Texto fuente:
* * * * *

Primitiva del jueves: El termómetro febril de una economía rota
Mientras el IPC ahoga y los alquileres expulsan, las colas en las administraciones de lotería crecen. ¿Sorteo inofensivo o el impuesto más cínico a la esperanza?

Ayer fue jueves. Si pasaste por delante de cualquier administración de Loterías y Apuestas del Estado a las siete de la tarde, habrás visto la misma escena de siempre: la cola de los fieles. No son inversores de Wall Street, ni herederos gestionando su patrimonio. Son jubilados con pensiones que no estiran, trabajadores precarios y jóvenes que han dejado de creer en la meritocracia para encomendarse al azar.
Nos venden el sorteo de la Primitiva como un juego inocuo, una tradición semanal de «ilusión». (Qué palabra tan útil para el marketing, ¿verdad?). Pero si dejamos de lado el romanticismo del anuncio televisivo y miramos los datos fríos, lo que vemos no es un juego. Es un indicador de fallo sistémico.
«La lotería es el impuesto voluntario que pagan quienes peor llevan las matemáticas o quienes han perdido la fe en la economía real».

* * * * *

Datos de segmentación de la página:
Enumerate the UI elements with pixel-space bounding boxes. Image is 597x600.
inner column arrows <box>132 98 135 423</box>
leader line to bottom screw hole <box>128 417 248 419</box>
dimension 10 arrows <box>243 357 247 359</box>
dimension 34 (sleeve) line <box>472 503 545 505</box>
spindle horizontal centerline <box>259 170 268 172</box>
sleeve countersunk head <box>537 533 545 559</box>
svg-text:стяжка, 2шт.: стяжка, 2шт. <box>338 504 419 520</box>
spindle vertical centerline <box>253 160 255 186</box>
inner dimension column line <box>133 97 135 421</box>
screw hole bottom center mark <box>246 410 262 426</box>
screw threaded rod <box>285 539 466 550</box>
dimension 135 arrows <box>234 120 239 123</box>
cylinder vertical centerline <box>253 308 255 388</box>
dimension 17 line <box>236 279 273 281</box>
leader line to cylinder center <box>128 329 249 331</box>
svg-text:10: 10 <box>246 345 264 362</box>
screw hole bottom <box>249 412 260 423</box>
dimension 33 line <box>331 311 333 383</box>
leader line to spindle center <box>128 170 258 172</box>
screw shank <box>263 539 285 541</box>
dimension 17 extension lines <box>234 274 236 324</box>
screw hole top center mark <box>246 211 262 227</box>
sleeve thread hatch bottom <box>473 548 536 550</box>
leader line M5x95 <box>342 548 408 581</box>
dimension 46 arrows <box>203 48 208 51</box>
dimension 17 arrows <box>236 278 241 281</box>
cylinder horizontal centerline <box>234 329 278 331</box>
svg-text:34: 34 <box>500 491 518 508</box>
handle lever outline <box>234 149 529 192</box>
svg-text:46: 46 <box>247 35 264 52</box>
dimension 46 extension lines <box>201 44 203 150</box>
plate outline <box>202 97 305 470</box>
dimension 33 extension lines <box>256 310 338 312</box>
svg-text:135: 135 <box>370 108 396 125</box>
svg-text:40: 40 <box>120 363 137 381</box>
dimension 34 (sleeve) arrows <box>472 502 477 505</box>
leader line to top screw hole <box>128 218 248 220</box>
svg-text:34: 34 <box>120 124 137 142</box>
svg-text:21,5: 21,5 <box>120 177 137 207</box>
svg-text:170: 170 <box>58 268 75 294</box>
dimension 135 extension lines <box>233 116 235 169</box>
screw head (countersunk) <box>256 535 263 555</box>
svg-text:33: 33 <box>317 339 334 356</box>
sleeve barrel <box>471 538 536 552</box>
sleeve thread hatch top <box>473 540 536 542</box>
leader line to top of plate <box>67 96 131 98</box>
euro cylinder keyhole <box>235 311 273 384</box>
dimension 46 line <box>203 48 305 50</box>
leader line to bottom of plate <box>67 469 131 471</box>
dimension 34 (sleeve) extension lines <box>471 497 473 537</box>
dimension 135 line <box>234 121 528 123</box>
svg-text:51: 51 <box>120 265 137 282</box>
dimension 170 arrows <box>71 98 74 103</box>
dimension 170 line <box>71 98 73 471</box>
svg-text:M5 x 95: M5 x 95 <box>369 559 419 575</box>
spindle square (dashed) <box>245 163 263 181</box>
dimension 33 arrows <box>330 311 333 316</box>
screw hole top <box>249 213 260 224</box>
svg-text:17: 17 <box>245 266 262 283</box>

* * * * *

Requisitos de la tarea:
Transcribe literalmente el fragmento del artículo sobre la Primitiva que va desde "Ayer fue jueves." hasta "encomendarse al azar.", ambos incluidos.

Respuesta:
Ayer fue jueves. Si pasaste por delante de cualquier administración de Loterías y Apuestas del Estado a las siete de la tarde, habrás visto la misma escena de siempre: la cola de los fieles. No son inversores de Wall Street, ni herederos gestionando su patrimonio. Son jubilados con pensiones que no estiran, trabajadores precarios y jóvenes que han dejado de creer en la meritocracia para encomendarse al azar.